┌──
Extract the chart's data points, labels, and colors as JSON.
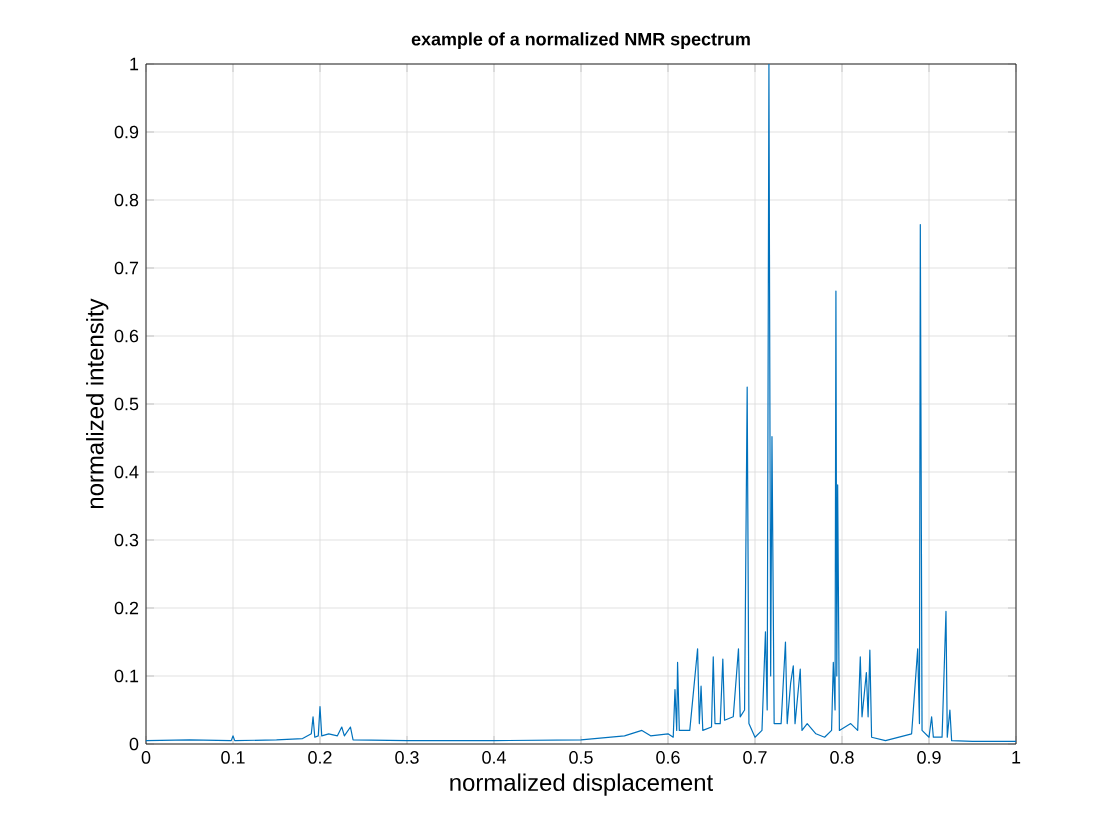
{
  "chart_data": {
    "type": "line",
    "title": "example of a normalized NMR spectrum",
    "xlabel": "normalized displacement",
    "ylabel": "normalized intensity",
    "xlim": [
      0,
      1
    ],
    "ylim": [
      0,
      1
    ],
    "xticks": [
      0,
      0.1,
      0.2,
      0.3,
      0.4,
      0.5,
      0.6,
      0.7,
      0.8,
      0.9,
      1
    ],
    "yticks": [
      0,
      0.1,
      0.2,
      0.3,
      0.4,
      0.5,
      0.6,
      0.7,
      0.8,
      0.9,
      1
    ],
    "grid": true,
    "series": [
      {
        "color": "#0072bd",
        "x": [
          0,
          0.05,
          0.098,
          0.1,
          0.102,
          0.15,
          0.18,
          0.19,
          0.192,
          0.194,
          0.198,
          0.2,
          0.202,
          0.21,
          0.22,
          0.225,
          0.228,
          0.235,
          0.238,
          0.3,
          0.4,
          0.5,
          0.55,
          0.57,
          0.58,
          0.6,
          0.606,
          0.608,
          0.61,
          0.611,
          0.613,
          0.625,
          0.634,
          0.636,
          0.638,
          0.64,
          0.65,
          0.652,
          0.654,
          0.66,
          0.663,
          0.665,
          0.675,
          0.681,
          0.683,
          0.688,
          0.691,
          0.693,
          0.7,
          0.708,
          0.712,
          0.714,
          0.716,
          0.718,
          0.7195,
          0.722,
          0.73,
          0.735,
          0.737,
          0.741,
          0.744,
          0.746,
          0.752,
          0.754,
          0.76,
          0.77,
          0.78,
          0.788,
          0.79,
          0.792,
          0.793,
          0.794,
          0.795,
          0.797,
          0.81,
          0.818,
          0.821,
          0.823,
          0.828,
          0.83,
          0.832,
          0.834,
          0.85,
          0.88,
          0.887,
          0.889,
          0.89,
          0.892,
          0.9,
          0.903,
          0.905,
          0.915,
          0.9195,
          0.921,
          0.924,
          0.926,
          0.95,
          1
        ],
        "values": [
          0.005,
          0.006,
          0.005,
          0.012,
          0.005,
          0.006,
          0.008,
          0.015,
          0.04,
          0.01,
          0.012,
          0.055,
          0.012,
          0.015,
          0.012,
          0.025,
          0.012,
          0.025,
          0.006,
          0.005,
          0.005,
          0.006,
          0.012,
          0.02,
          0.012,
          0.015,
          0.01,
          0.08,
          0.02,
          0.12,
          0.02,
          0.02,
          0.14,
          0.03,
          0.085,
          0.02,
          0.025,
          0.128,
          0.03,
          0.03,
          0.125,
          0.035,
          0.04,
          0.14,
          0.04,
          0.05,
          0.525,
          0.03,
          0.01,
          0.02,
          0.165,
          0.05,
          1.0,
          0.1,
          0.452,
          0.03,
          0.03,
          0.15,
          0.03,
          0.09,
          0.115,
          0.03,
          0.11,
          0.02,
          0.03,
          0.015,
          0.01,
          0.02,
          0.12,
          0.05,
          0.666,
          0.1,
          0.381,
          0.02,
          0.03,
          0.02,
          0.128,
          0.04,
          0.105,
          0.04,
          0.138,
          0.01,
          0.005,
          0.015,
          0.14,
          0.03,
          0.764,
          0.02,
          0.01,
          0.04,
          0.01,
          0.01,
          0.195,
          0.01,
          0.05,
          0.005,
          0.004,
          0.004
        ]
      }
    ]
  }
}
└──
> **AIM OF THE TASK**
From the data above, copy each line that has the string "normalized".

> **TASK ANSWER**
    "title": "example of a normalized NMR spectrum",
    "xlabel": "normalized displacement",
    "ylabel": "normalized intensity",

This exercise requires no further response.